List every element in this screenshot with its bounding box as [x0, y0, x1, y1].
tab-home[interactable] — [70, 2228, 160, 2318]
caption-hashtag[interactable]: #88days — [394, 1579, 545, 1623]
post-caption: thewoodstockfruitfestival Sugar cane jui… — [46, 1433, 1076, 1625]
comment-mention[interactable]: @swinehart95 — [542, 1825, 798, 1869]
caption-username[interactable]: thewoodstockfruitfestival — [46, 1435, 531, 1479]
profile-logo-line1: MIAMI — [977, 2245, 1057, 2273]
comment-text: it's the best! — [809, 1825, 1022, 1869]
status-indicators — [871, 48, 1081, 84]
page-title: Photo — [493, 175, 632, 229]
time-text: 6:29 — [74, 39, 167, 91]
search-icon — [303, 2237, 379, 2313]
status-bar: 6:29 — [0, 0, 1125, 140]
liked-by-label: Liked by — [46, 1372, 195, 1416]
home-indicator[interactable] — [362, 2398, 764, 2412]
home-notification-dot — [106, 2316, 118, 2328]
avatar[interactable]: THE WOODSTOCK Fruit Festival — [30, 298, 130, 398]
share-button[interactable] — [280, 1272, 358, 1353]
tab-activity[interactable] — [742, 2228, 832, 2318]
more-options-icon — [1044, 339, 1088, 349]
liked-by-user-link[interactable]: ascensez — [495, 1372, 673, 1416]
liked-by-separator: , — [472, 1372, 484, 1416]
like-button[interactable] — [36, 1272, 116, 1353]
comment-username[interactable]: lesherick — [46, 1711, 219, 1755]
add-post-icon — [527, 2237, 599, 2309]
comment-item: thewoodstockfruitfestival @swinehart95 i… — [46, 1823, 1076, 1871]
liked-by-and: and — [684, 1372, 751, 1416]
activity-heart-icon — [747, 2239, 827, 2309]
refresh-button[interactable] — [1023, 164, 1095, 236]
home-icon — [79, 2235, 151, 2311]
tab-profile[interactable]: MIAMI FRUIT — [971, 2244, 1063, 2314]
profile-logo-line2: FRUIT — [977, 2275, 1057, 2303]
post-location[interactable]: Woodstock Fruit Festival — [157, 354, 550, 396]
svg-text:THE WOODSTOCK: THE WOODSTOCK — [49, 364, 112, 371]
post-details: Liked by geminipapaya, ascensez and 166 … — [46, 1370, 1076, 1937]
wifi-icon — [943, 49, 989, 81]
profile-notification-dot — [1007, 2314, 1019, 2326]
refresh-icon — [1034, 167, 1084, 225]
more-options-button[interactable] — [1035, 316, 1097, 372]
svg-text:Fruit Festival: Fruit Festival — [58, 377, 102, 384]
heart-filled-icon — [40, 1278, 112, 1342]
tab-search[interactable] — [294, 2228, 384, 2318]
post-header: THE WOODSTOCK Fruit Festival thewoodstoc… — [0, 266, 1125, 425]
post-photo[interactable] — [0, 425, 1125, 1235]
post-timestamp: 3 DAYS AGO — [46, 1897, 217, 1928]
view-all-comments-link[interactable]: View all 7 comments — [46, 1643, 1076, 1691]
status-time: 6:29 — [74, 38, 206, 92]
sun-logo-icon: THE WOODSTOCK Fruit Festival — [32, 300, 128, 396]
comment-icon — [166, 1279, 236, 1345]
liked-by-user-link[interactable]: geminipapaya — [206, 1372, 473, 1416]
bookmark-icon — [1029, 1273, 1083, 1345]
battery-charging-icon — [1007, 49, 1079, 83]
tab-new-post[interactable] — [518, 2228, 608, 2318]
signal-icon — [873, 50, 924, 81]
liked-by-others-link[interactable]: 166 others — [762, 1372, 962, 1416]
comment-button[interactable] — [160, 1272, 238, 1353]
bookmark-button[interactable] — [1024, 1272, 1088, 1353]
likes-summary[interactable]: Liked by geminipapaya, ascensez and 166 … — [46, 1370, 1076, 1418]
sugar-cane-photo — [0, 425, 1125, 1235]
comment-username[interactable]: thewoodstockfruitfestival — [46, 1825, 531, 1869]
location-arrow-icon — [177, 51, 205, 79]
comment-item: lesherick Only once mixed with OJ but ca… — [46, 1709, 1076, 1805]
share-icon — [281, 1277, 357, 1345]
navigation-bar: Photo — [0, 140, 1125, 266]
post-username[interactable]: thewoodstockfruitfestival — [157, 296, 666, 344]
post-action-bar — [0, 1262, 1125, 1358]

+ + +

*Exercise brief*
Copy out all of the material above without changing any of it.

*Problem solution*
List every element in this screenshot with its bounding box as [x0, y0, x1, y1].
tab-home[interactable] — [70, 2228, 160, 2318]
caption-hashtag[interactable]: #88days — [394, 1579, 545, 1623]
post-caption: thewoodstockfruitfestival Sugar cane jui… — [46, 1433, 1076, 1625]
comment-mention[interactable]: @swinehart95 — [542, 1825, 798, 1869]
caption-username[interactable]: thewoodstockfruitfestival — [46, 1435, 531, 1479]
profile-logo-line1: MIAMI — [977, 2245, 1057, 2273]
comment-text: it's the best! — [809, 1825, 1022, 1869]
status-indicators — [871, 48, 1081, 84]
page-title: Photo — [493, 175, 632, 229]
time-text: 6:29 — [74, 39, 167, 91]
search-icon — [303, 2237, 379, 2313]
status-bar: 6:29 — [0, 0, 1125, 140]
liked-by-label: Liked by — [46, 1372, 195, 1416]
home-indicator[interactable] — [362, 2398, 764, 2412]
home-notification-dot — [106, 2316, 118, 2328]
avatar[interactable]: THE WOODSTOCK Fruit Festival — [30, 298, 130, 398]
share-button[interactable] — [280, 1272, 358, 1353]
tab-activity[interactable] — [742, 2228, 832, 2318]
more-options-icon — [1044, 339, 1088, 349]
liked-by-user-link[interactable]: ascensez — [495, 1372, 673, 1416]
liked-by-separator: , — [472, 1372, 484, 1416]
like-button[interactable] — [36, 1272, 116, 1353]
comment-username[interactable]: lesherick — [46, 1711, 219, 1755]
add-post-icon — [527, 2237, 599, 2309]
comment-item: thewoodstockfruitfestival @swinehart95 i… — [46, 1823, 1076, 1871]
liked-by-and: and — [684, 1372, 751, 1416]
activity-heart-icon — [747, 2239, 827, 2309]
refresh-button[interactable] — [1023, 164, 1095, 236]
home-icon — [79, 2235, 151, 2311]
tab-profile[interactable]: MIAMI FRUIT — [971, 2244, 1063, 2314]
profile-logo-line2: FRUIT — [977, 2275, 1057, 2303]
post-location[interactable]: Woodstock Fruit Festival — [157, 354, 550, 396]
svg-text:THE WOODSTOCK: THE WOODSTOCK — [49, 364, 112, 371]
post-details: Liked by geminipapaya, ascensez and 166 … — [46, 1370, 1076, 1937]
wifi-icon — [943, 49, 989, 81]
profile-notification-dot — [1007, 2314, 1019, 2326]
refresh-icon — [1034, 167, 1084, 225]
more-options-button[interactable] — [1035, 316, 1097, 372]
svg-text:Fruit Festival: Fruit Festival — [58, 377, 102, 384]
heart-filled-icon — [40, 1278, 112, 1342]
tab-search[interactable] — [294, 2228, 384, 2318]
post-header: THE WOODSTOCK Fruit Festival thewoodstoc… — [0, 266, 1125, 425]
post-photo[interactable] — [0, 425, 1125, 1235]
post-timestamp: 3 DAYS AGO — [46, 1897, 217, 1928]
view-all-comments-link[interactable]: View all 7 comments — [46, 1643, 1076, 1691]
status-time: 6:29 — [74, 38, 206, 92]
sun-logo-icon: THE WOODSTOCK Fruit Festival — [32, 300, 128, 396]
comment-icon — [166, 1279, 236, 1345]
liked-by-user-link[interactable]: geminipapaya — [206, 1372, 473, 1416]
bookmark-icon — [1029, 1273, 1083, 1345]
battery-charging-icon — [1007, 49, 1079, 83]
tab-new-post[interactable] — [518, 2228, 608, 2318]
signal-icon — [873, 50, 924, 81]
liked-by-others-link[interactable]: 166 others — [762, 1372, 962, 1416]
comment-button[interactable] — [160, 1272, 238, 1353]
bookmark-button[interactable] — [1024, 1272, 1088, 1353]
likes-summary[interactable]: Liked by geminipapaya, ascensez and 166 … — [46, 1370, 1076, 1418]
sugar-cane-photo — [0, 425, 1125, 1235]
comment-username[interactable]: thewoodstockfruitfestival — [46, 1825, 531, 1869]
location-arrow-icon — [177, 51, 205, 79]
comment-item: lesherick Only once mixed with OJ but ca… — [46, 1709, 1076, 1805]
share-icon — [281, 1277, 357, 1345]
navigation-bar: Photo — [0, 140, 1125, 266]
post-username[interactable]: thewoodstockfruitfestival — [157, 296, 666, 344]
post-action-bar — [0, 1262, 1125, 1358]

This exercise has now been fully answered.